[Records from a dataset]
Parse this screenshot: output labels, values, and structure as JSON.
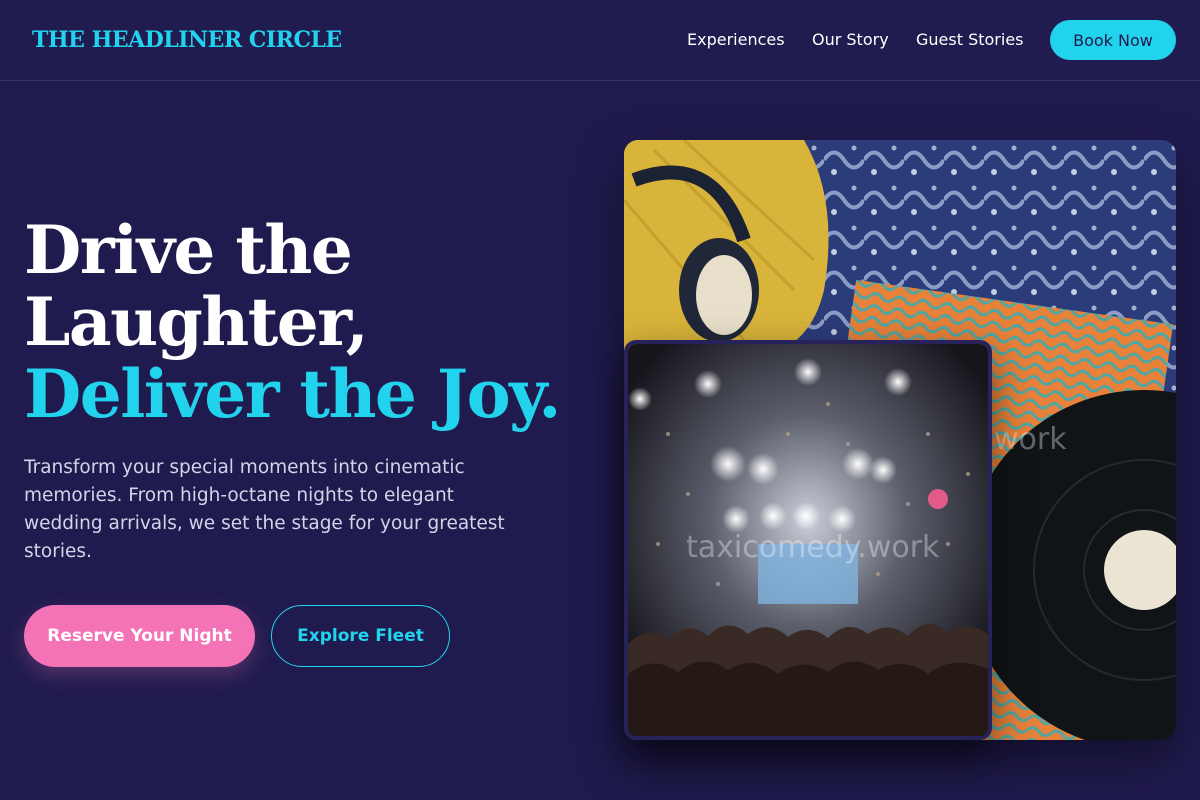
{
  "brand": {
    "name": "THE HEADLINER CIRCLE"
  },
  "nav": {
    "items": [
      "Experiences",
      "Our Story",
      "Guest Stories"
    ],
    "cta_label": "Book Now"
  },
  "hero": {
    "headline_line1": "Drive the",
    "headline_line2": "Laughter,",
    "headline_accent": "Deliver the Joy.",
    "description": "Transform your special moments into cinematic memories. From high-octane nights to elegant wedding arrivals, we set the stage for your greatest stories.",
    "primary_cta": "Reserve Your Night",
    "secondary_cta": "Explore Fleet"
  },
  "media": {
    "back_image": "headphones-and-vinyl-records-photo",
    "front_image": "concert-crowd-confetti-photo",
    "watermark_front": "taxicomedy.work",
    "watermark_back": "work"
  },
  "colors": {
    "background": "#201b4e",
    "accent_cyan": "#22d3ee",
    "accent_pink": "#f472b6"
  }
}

GOAL → Write down every line of the data above that includes the string "work".

RESPONSE →
    "watermark_front": "taxicomedy.work",
    "watermark_back": "work"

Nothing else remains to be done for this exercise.